Aim
Return all of the lines below exactly as they are.

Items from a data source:
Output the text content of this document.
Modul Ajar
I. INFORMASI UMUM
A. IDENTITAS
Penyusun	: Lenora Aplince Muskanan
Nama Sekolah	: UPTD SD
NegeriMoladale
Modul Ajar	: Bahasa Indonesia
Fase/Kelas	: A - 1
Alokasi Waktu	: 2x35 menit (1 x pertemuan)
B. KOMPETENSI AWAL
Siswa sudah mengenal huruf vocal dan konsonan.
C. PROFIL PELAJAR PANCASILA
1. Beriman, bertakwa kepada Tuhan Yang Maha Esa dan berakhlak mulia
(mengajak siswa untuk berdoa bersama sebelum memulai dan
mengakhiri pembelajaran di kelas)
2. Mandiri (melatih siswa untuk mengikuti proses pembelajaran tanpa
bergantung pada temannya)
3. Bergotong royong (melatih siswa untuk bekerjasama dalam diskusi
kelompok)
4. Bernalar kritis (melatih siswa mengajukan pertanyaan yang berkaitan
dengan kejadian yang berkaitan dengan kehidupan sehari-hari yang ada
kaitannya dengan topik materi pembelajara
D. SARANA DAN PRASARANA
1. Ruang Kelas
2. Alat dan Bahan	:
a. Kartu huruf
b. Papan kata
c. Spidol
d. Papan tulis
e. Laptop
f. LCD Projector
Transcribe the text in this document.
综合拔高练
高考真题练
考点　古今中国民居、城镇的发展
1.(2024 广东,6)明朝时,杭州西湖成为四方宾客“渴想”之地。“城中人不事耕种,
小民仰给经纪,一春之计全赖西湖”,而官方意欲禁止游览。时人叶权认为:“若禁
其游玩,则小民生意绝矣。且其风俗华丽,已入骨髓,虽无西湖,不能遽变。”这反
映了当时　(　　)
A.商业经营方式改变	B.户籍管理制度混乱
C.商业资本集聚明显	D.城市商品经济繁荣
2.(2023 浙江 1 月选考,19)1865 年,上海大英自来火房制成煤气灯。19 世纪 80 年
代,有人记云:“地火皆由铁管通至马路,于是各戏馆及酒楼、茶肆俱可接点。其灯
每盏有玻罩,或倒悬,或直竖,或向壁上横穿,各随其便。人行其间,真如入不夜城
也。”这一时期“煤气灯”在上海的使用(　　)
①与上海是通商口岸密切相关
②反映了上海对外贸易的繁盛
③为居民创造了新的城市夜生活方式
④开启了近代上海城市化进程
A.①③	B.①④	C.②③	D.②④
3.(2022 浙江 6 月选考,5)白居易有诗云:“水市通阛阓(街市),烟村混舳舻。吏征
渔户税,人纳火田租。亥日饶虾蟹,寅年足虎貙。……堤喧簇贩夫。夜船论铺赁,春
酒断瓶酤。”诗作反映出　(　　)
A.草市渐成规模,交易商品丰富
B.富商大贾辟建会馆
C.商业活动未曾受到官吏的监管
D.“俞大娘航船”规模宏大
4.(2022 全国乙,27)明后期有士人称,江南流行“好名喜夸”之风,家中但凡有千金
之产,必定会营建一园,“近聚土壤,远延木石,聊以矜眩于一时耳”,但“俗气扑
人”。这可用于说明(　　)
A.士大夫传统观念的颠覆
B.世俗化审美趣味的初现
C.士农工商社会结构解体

Solved problem
Output the text content of this document.
Modul Ajar
I. INFORMASI UMUM
A. IDENTITAS
Penyusun	: Lenora Aplince Muskanan
Nama Sekolah	: UPTD SD
NegeriMoladale
Modul Ajar	: Bahasa Indonesia
Fase/Kelas	: A - 1
Alokasi Waktu	: 2x35 menit (1 x pertemuan)
B. KOMPETENSI AWAL
Siswa sudah mengenal huruf vocal dan konsonan.
C. PROFIL PELAJAR PANCASILA
1. Beriman, bertakwa kepada Tuhan Yang Maha Esa dan berakhlak mulia
(mengajak siswa untuk berdoa bersama sebelum memulai dan
mengakhiri pembelajaran di kelas)
2. Mandiri (melatih siswa untuk mengikuti proses pembelajaran tanpa
bergantung pada temannya)
3. Bergotong royong (melatih siswa untuk bekerjasama dalam diskusi
kelompok)
4. Bernalar kritis (melatih siswa mengajukan pertanyaan yang berkaitan
dengan kejadian yang berkaitan dengan kehidupan sehari-hari yang ada
kaitannya dengan topik materi pembelajara
D. SARANA DAN PRASARANA
1. Ruang Kelas
2. Alat dan Bahan	:
a. Kartu huruf
b. Papan kata
c. Spidol
d. Papan tulis
e. Laptop
f. LCD Projector
Transcribe the text in this document.
综合拔高练
高考真题练
考点　古今中国民居、城镇的发展
1.(2024 广东,6)明朝时,杭州西湖成为四方宾客“渴想”之地。“城中人不事耕种,
小民仰给经纪,一春之计全赖西湖”,而官方意欲禁止游览。时人叶权认为:“若禁
其游玩,则小民生意绝矣。且其风俗华丽,已入骨髓,虽无西湖,不能遽变。”这反
映了当时　(　　)
A.商业经营方式改变	B.户籍管理制度混乱
C.商业资本集聚明显	D.城市商品经济繁荣
2.(2023 浙江 1 月选考,19)1865 年,上海大英自来火房制成煤气灯。19 世纪 80 年
代,有人记云:“地火皆由铁管通至马路,于是各戏馆及酒楼、茶肆俱可接点。其灯
每盏有玻罩,或倒悬,或直竖,或向壁上横穿,各随其便。人行其间,真如入不夜城
也。”这一时期“煤气灯”在上海的使用(　　)
①与上海是通商口岸密切相关
②反映了上海对外贸易的繁盛
③为居民创造了新的城市夜生活方式
④开启了近代上海城市化进程
A.①③	B.①④	C.②③	D.②④
3.(2022 浙江 6 月选考,5)白居易有诗云:“水市通阛阓(街市),烟村混舳舻。吏征
渔户税,人纳火田租。亥日饶虾蟹,寅年足虎貙。……堤喧簇贩夫。夜船论铺赁,春
酒断瓶酤。”诗作反映出　(　　)
A.草市渐成规模,交易商品丰富
B.富商大贾辟建会馆
C.商业活动未曾受到官吏的监管
D.“俞大娘航船”规模宏大
4.(2022 全国乙,27)明后期有士人称,江南流行“好名喜夸”之风,家中但凡有千金
之产,必定会营建一园,“近聚土壤,远延木石,聊以矜眩于一时耳”,但“俗气扑
人”。这可用于说明(　　)
A.士大夫传统观念的颠覆
B.世俗化审美趣味的初现
C.士农工商社会结构解体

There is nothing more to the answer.